=== Listing ===
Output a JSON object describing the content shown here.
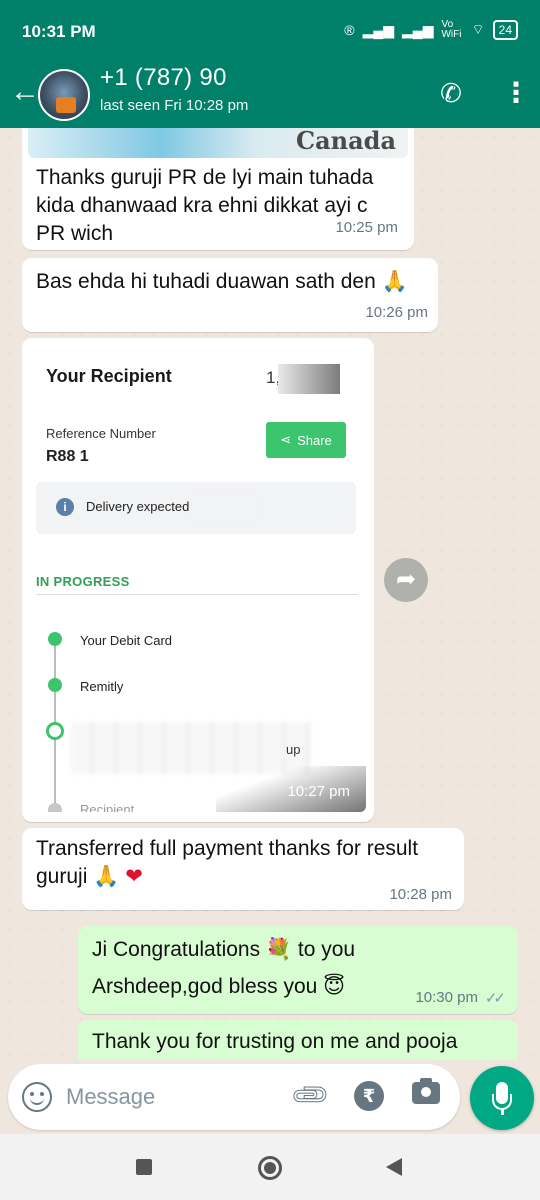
{
  "status_bar": {
    "time": "10:31 PM",
    "battery": "24",
    "network": "Vo WiFi"
  },
  "header": {
    "contact_name": "+1 (787) 90",
    "last_seen": "last seen Fri 10:28 pm"
  },
  "messages": [
    {
      "direction": "in",
      "image_label": "Canada"
    },
    {
      "direction": "in",
      "text": "Thanks guruji PR de lyi main tuhada kida dhanwaad kra ehni dikkat ayi c PR wich",
      "time": "10:25 pm"
    },
    {
      "direction": "in",
      "text": "Bas ehda hi tuhadi duawan sath den 🙏",
      "time": "10:26 pm"
    },
    {
      "direction": "in",
      "time": "10:27 pm",
      "receipt": {
        "title": "Your Recipient",
        "amount": "1,000",
        "reference_label": "Reference Number",
        "reference_value": "R88 1",
        "share_label": "Share",
        "delivery_text": "Delivery expected",
        "status": "IN PROGRESS",
        "timeline": [
          "Your Debit Card",
          "Remitly",
          "up",
          "Recipient"
        ]
      }
    },
    {
      "direction": "in",
      "text": "Transferred full payment thanks for result guruji 🙏",
      "heart": "❤",
      "time": "10:28 pm"
    },
    {
      "direction": "out",
      "text_a": "Ji Congratulations 💐 to you",
      "text_b": "Arshdeep,god bless you 😇",
      "time": "10:30 pm",
      "ticks": "✓✓"
    },
    {
      "direction": "out",
      "text": "Thank you for trusting on me and pooja"
    }
  ],
  "input": {
    "placeholder": "Message"
  },
  "icons": {
    "back": "arrow-left-icon",
    "call": "add-call-icon",
    "menu": "more-vertical-icon",
    "forward": "forward-icon",
    "emoji": "emoji-icon",
    "attach": "paperclip-icon",
    "payment": "rupee-icon",
    "camera": "camera-icon",
    "mic": "mic-icon"
  },
  "colors": {
    "header": "#008069",
    "outgoing_bubble": "#d9fdd3",
    "incoming_bubble": "#ffffff",
    "mic_button": "#00a884",
    "share_button": "#3cc56d"
  }
}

=== Goal ===
Pictures are excluded; copy all other data exactly as shown.

=== Task solution ===
Output a JSON object describing the content shown here.
{
  "status_bar": {
    "time": "10:31 PM",
    "battery": "24",
    "network": "Vo WiFi"
  },
  "header": {
    "contact_name": "+1 (787) 90",
    "last_seen": "last seen Fri 10:28 pm"
  },
  "messages": [
    {
      "direction": "in",
      "image_label": "Canada"
    },
    {
      "direction": "in",
      "text": "Thanks guruji PR de lyi main tuhada kida dhanwaad kra ehni dikkat ayi c PR wich",
      "time": "10:25 pm"
    },
    {
      "direction": "in",
      "text": "Bas ehda hi tuhadi duawan sath den 🙏",
      "time": "10:26 pm"
    },
    {
      "direction": "in",
      "time": "10:27 pm",
      "receipt": {
        "title": "Your Recipient",
        "amount": "1,000",
        "reference_label": "Reference Number",
        "reference_value": "R88 1",
        "share_label": "Share",
        "delivery_text": "Delivery expected",
        "status": "IN PROGRESS",
        "timeline": [
          "Your Debit Card",
          "Remitly",
          "up",
          "Recipient"
        ]
      }
    },
    {
      "direction": "in",
      "text": "Transferred full payment thanks for result guruji 🙏",
      "heart": "❤",
      "time": "10:28 pm"
    },
    {
      "direction": "out",
      "text_a": "Ji Congratulations 💐 to you",
      "text_b": "Arshdeep,god bless you 😇",
      "time": "10:30 pm",
      "ticks": "✓✓"
    },
    {
      "direction": "out",
      "text": "Thank you for trusting on me and pooja"
    }
  ],
  "input": {
    "placeholder": "Message"
  },
  "icons": {
    "back": "arrow-left-icon",
    "call": "add-call-icon",
    "menu": "more-vertical-icon",
    "forward": "forward-icon",
    "emoji": "emoji-icon",
    "attach": "paperclip-icon",
    "payment": "rupee-icon",
    "camera": "camera-icon",
    "mic": "mic-icon"
  },
  "colors": {
    "header": "#008069",
    "outgoing_bubble": "#d9fdd3",
    "incoming_bubble": "#ffffff",
    "mic_button": "#00a884",
    "share_button": "#3cc56d"
  }
}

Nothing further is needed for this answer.